Data items:
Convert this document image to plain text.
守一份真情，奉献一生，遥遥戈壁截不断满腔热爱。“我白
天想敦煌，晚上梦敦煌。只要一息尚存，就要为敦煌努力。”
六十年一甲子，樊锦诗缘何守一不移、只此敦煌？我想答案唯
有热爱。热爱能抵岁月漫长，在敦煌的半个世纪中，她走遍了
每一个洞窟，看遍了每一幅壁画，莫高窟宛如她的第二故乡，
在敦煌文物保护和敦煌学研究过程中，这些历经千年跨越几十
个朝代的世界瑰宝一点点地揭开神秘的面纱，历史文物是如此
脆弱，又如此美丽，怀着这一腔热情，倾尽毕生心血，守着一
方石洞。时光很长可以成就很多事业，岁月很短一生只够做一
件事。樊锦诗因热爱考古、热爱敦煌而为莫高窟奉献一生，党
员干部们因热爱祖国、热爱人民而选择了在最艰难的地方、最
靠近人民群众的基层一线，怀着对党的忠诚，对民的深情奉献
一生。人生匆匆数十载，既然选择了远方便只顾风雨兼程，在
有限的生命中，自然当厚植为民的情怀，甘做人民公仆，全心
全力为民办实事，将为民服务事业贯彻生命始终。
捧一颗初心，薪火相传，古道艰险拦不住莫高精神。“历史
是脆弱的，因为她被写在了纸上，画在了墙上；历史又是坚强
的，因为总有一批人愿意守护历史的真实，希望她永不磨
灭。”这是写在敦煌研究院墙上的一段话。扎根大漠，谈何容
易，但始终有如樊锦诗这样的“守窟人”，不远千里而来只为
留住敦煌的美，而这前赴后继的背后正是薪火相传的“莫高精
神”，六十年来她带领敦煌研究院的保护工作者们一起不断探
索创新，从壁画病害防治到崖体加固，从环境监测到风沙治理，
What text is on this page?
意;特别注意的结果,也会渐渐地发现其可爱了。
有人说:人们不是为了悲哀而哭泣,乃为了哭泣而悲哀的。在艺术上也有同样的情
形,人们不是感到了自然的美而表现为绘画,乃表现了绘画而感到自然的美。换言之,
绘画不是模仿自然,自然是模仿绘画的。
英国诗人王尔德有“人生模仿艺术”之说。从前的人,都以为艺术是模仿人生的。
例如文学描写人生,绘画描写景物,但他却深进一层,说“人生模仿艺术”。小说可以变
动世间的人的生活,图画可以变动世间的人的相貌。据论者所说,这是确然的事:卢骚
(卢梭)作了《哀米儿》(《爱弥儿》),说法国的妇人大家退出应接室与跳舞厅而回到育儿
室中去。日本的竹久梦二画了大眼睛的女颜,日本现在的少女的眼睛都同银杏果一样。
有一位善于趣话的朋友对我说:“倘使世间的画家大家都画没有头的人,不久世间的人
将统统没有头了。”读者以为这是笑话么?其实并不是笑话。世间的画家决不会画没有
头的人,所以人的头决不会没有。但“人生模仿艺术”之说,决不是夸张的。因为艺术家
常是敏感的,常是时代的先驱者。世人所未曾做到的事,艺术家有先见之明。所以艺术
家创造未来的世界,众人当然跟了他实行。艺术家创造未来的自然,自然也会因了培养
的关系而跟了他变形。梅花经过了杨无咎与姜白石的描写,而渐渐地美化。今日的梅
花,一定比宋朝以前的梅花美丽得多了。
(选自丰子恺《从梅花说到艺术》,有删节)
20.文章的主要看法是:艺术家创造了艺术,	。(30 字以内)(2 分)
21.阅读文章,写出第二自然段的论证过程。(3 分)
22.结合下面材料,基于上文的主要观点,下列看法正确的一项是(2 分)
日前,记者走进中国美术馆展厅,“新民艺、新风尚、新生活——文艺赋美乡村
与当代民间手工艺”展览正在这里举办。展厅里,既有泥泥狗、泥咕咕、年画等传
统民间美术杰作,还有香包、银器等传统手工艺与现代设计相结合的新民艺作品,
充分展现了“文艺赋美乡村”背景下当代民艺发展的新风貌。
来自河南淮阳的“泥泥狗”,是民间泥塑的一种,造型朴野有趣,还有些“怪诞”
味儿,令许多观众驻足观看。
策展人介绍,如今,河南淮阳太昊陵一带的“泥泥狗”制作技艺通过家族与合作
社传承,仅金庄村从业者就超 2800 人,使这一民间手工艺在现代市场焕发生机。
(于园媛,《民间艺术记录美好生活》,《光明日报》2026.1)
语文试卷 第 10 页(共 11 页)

WHAT YOU WILL DO: Repeat every line of the records above exactly.

EXPECTED ANSWER:
Convert this document image to plain text.
守一份真情，奉献一生，遥遥戈壁截不断满腔热爱。“我白
天想敦煌，晚上梦敦煌。只要一息尚存，就要为敦煌努力。”
六十年一甲子，樊锦诗缘何守一不移、只此敦煌？我想答案唯
有热爱。热爱能抵岁月漫长，在敦煌的半个世纪中，她走遍了
每一个洞窟，看遍了每一幅壁画，莫高窟宛如她的第二故乡，
在敦煌文物保护和敦煌学研究过程中，这些历经千年跨越几十
个朝代的世界瑰宝一点点地揭开神秘的面纱，历史文物是如此
脆弱，又如此美丽，怀着这一腔热情，倾尽毕生心血，守着一
方石洞。时光很长可以成就很多事业，岁月很短一生只够做一
件事。樊锦诗因热爱考古、热爱敦煌而为莫高窟奉献一生，党
员干部们因热爱祖国、热爱人民而选择了在最艰难的地方、最
靠近人民群众的基层一线，怀着对党的忠诚，对民的深情奉献
一生。人生匆匆数十载，既然选择了远方便只顾风雨兼程，在
有限的生命中，自然当厚植为民的情怀，甘做人民公仆，全心
全力为民办实事，将为民服务事业贯彻生命始终。
捧一颗初心，薪火相传，古道艰险拦不住莫高精神。“历史
是脆弱的，因为她被写在了纸上，画在了墙上；历史又是坚强
的，因为总有一批人愿意守护历史的真实，希望她永不磨
灭。”这是写在敦煌研究院墙上的一段话。扎根大漠，谈何容
易，但始终有如樊锦诗这样的“守窟人”，不远千里而来只为
留住敦煌的美，而这前赴后继的背后正是薪火相传的“莫高精
神”，六十年来她带领敦煌研究院的保护工作者们一起不断探
索创新，从壁画病害防治到崖体加固，从环境监测到风沙治理，
What text is on this page?
意;特别注意的结果,也会渐渐地发现其可爱了。
有人说:人们不是为了悲哀而哭泣,乃为了哭泣而悲哀的。在艺术上也有同样的情
形,人们不是感到了自然的美而表现为绘画,乃表现了绘画而感到自然的美。换言之,
绘画不是模仿自然,自然是模仿绘画的。
英国诗人王尔德有“人生模仿艺术”之说。从前的人,都以为艺术是模仿人生的。
例如文学描写人生,绘画描写景物,但他却深进一层,说“人生模仿艺术”。小说可以变
动世间的人的生活,图画可以变动世间的人的相貌。据论者所说,这是确然的事:卢骚
(卢梭)作了《哀米儿》(《爱弥儿》),说法国的妇人大家退出应接室与跳舞厅而回到育儿
室中去。日本的竹久梦二画了大眼睛的女颜,日本现在的少女的眼睛都同银杏果一样。
有一位善于趣话的朋友对我说:“倘使世间的画家大家都画没有头的人,不久世间的人
将统统没有头了。”读者以为这是笑话么?其实并不是笑话。世间的画家决不会画没有
头的人,所以人的头决不会没有。但“人生模仿艺术”之说,决不是夸张的。因为艺术家
常是敏感的,常是时代的先驱者。世人所未曾做到的事,艺术家有先见之明。所以艺术
家创造未来的世界,众人当然跟了他实行。艺术家创造未来的自然,自然也会因了培养
的关系而跟了他变形。梅花经过了杨无咎与姜白石的描写,而渐渐地美化。今日的梅
花,一定比宋朝以前的梅花美丽得多了。
(选自丰子恺《从梅花说到艺术》,有删节)
20.文章的主要看法是:艺术家创造了艺术,	。(30 字以内)(2 分)
21.阅读文章,写出第二自然段的论证过程。(3 分)
22.结合下面材料,基于上文的主要观点,下列看法正确的一项是(2 分)
日前,记者走进中国美术馆展厅,“新民艺、新风尚、新生活——文艺赋美乡村
与当代民间手工艺”展览正在这里举办。展厅里,既有泥泥狗、泥咕咕、年画等传
统民间美术杰作,还有香包、银器等传统手工艺与现代设计相结合的新民艺作品,
充分展现了“文艺赋美乡村”背景下当代民艺发展的新风貌。
来自河南淮阳的“泥泥狗”,是民间泥塑的一种,造型朴野有趣,还有些“怪诞”
味儿,令许多观众驻足观看。
策展人介绍,如今,河南淮阳太昊陵一带的“泥泥狗”制作技艺通过家族与合作
社传承,仅金庄村从业者就超 2800 人,使这一民间手工艺在现代市场焕发生机。
(于园媛,《民间艺术记录美好生活》,《光明日报》2026.1)
语文试卷 第 10 页(共 11 页)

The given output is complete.